• [Required task]: Copy out each line of the material below that holds the string "jouw".

• [Provided entries]:

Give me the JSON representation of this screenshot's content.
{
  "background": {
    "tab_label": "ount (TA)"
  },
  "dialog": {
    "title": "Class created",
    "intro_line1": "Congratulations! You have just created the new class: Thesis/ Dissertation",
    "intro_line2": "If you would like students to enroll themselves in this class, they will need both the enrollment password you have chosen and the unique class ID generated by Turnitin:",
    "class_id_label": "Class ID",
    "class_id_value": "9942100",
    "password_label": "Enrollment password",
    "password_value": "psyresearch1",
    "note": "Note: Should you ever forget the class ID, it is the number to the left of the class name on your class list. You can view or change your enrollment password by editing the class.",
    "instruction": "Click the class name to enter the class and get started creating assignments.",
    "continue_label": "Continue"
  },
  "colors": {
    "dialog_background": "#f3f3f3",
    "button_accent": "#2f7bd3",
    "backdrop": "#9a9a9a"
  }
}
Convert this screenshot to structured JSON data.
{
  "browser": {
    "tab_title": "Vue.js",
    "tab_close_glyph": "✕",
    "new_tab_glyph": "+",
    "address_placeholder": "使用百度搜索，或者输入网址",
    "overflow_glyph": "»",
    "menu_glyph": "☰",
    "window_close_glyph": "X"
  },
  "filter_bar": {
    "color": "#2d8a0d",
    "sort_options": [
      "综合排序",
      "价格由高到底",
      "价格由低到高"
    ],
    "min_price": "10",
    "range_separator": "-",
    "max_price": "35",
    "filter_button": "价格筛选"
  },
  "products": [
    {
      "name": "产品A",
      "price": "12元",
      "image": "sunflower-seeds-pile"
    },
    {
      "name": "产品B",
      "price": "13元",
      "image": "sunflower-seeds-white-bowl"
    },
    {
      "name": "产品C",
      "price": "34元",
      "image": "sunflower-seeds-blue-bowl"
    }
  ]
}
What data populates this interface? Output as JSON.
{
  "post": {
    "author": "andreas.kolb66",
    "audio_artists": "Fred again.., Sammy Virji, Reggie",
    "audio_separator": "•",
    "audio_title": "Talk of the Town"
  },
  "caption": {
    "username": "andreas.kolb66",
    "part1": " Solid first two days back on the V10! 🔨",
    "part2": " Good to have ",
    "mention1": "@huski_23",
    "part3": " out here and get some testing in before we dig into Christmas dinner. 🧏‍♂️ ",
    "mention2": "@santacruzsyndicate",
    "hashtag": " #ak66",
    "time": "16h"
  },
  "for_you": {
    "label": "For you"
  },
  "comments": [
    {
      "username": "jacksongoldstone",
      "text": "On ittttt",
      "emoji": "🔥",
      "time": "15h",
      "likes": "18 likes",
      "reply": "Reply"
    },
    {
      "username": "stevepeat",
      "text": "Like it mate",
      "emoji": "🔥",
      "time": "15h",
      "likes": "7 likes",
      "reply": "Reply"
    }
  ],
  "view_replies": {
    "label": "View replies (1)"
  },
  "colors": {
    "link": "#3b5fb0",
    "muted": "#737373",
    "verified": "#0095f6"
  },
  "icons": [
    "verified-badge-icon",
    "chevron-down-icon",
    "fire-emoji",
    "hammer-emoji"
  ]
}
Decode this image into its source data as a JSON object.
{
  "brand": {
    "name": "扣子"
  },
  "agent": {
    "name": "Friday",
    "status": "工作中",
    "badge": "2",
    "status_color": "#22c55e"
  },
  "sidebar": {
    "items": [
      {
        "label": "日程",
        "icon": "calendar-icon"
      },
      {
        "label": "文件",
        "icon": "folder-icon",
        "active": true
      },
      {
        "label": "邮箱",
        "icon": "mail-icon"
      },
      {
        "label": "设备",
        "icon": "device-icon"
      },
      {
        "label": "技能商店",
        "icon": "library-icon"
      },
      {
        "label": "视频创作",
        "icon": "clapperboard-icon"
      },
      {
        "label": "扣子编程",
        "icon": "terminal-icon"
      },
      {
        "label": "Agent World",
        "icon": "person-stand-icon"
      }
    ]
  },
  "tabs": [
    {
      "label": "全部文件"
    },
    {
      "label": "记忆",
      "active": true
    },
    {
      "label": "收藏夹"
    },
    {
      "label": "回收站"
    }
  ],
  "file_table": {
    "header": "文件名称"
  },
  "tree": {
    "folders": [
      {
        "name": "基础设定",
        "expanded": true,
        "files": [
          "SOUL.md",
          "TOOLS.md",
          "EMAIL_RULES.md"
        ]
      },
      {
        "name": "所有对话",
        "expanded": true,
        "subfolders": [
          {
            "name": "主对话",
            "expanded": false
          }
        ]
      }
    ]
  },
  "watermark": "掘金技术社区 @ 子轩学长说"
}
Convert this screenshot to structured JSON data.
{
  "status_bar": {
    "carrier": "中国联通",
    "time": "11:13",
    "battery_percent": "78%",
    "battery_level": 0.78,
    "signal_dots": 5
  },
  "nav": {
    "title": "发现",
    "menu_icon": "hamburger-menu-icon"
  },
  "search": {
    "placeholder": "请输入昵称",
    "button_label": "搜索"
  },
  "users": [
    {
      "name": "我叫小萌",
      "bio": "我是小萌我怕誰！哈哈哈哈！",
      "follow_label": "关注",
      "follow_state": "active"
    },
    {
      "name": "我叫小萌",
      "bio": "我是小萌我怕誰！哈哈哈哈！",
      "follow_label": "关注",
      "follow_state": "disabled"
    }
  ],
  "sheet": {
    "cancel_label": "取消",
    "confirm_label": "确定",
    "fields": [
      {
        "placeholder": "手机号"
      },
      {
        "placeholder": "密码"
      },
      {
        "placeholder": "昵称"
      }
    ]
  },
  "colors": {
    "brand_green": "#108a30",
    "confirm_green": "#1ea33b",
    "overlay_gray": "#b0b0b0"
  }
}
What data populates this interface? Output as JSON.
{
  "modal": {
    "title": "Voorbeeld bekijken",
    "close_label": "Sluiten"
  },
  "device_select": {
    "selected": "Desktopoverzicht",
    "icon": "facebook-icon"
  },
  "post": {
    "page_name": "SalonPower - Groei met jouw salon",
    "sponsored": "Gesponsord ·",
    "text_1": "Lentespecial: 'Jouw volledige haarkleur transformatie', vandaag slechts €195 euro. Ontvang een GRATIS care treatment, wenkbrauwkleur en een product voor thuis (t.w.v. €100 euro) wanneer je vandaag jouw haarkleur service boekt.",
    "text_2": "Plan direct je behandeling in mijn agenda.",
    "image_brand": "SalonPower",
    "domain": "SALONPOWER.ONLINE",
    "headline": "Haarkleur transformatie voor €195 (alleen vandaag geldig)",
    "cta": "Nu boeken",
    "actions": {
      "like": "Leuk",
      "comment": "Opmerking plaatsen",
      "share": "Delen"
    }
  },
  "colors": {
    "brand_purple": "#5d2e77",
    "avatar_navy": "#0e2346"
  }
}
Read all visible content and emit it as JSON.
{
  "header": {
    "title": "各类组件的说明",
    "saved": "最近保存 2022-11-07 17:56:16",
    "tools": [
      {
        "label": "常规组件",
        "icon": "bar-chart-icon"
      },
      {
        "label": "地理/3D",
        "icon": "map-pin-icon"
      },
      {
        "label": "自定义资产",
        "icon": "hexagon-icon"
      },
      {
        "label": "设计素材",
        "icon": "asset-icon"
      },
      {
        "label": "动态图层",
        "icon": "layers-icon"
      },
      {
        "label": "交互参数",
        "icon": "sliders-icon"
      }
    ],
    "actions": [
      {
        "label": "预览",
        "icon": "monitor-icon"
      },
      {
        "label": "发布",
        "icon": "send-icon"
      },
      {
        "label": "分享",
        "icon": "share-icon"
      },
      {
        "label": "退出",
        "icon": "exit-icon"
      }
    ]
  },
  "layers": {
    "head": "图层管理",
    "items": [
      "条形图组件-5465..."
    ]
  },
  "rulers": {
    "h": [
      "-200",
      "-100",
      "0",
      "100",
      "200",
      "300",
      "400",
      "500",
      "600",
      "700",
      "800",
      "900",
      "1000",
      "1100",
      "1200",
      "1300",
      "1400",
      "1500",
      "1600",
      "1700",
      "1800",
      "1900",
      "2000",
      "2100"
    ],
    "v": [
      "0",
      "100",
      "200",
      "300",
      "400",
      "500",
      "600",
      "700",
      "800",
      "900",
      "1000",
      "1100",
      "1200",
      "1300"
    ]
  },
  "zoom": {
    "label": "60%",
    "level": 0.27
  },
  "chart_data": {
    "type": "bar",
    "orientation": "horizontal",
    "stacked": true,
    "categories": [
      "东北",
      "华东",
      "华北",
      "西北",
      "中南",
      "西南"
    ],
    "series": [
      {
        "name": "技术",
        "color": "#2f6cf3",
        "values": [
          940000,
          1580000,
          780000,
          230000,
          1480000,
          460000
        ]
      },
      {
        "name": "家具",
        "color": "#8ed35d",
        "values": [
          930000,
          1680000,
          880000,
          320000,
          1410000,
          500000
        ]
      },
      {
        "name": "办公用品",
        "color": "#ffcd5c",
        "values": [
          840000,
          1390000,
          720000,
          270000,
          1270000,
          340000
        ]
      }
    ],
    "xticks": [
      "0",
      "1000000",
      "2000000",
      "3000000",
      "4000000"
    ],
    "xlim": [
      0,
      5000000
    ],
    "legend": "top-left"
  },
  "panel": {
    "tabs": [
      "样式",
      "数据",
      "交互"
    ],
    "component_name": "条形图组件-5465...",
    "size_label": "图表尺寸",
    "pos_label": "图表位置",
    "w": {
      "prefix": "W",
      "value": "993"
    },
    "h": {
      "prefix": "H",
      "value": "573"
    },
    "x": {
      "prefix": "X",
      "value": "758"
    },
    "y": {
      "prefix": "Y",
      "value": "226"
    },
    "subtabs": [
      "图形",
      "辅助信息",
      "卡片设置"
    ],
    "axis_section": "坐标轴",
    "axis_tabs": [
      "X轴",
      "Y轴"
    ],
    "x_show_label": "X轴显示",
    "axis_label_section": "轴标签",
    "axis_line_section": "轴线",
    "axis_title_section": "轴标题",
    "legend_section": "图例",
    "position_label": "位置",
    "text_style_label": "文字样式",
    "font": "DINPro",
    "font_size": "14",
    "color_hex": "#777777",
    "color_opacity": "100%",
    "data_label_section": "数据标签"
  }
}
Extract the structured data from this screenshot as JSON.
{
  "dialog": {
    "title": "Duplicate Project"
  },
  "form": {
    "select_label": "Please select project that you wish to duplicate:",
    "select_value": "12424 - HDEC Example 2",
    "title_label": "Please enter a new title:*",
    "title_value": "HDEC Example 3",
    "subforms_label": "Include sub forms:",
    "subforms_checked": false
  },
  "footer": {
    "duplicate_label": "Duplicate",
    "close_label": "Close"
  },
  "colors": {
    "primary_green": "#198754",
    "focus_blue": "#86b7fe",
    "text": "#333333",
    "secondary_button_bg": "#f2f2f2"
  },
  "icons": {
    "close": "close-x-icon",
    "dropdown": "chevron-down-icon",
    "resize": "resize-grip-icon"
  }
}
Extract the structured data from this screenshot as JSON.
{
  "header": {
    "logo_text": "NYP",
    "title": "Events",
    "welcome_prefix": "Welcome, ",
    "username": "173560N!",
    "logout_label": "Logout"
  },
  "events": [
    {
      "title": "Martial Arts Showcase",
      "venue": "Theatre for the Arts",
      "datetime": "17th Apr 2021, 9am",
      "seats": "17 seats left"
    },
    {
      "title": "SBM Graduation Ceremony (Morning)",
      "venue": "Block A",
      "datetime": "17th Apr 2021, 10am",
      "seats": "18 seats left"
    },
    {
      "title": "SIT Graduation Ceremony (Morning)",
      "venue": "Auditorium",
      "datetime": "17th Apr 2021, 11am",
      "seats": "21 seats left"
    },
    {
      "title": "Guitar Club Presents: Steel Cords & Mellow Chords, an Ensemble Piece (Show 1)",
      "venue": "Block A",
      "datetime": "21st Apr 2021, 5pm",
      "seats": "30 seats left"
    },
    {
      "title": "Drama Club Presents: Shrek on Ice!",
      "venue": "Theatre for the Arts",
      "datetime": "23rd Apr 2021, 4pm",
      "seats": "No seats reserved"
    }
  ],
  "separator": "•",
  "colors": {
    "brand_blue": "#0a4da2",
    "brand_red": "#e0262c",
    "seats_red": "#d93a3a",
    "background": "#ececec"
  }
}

• [Finished answer]:
    "page_name": "SalonPower - Groei met jouw salon",
    "text_1": "Lentespecial: 'Jouw volledige haarkleur transformatie', vandaag slechts €195 euro. Ontvang een GRATIS care treatment, wenkbrauwkleur en een product voor thuis (t.w.v. €100 euro) wanneer je vandaag jouw haarkleur service boekt.",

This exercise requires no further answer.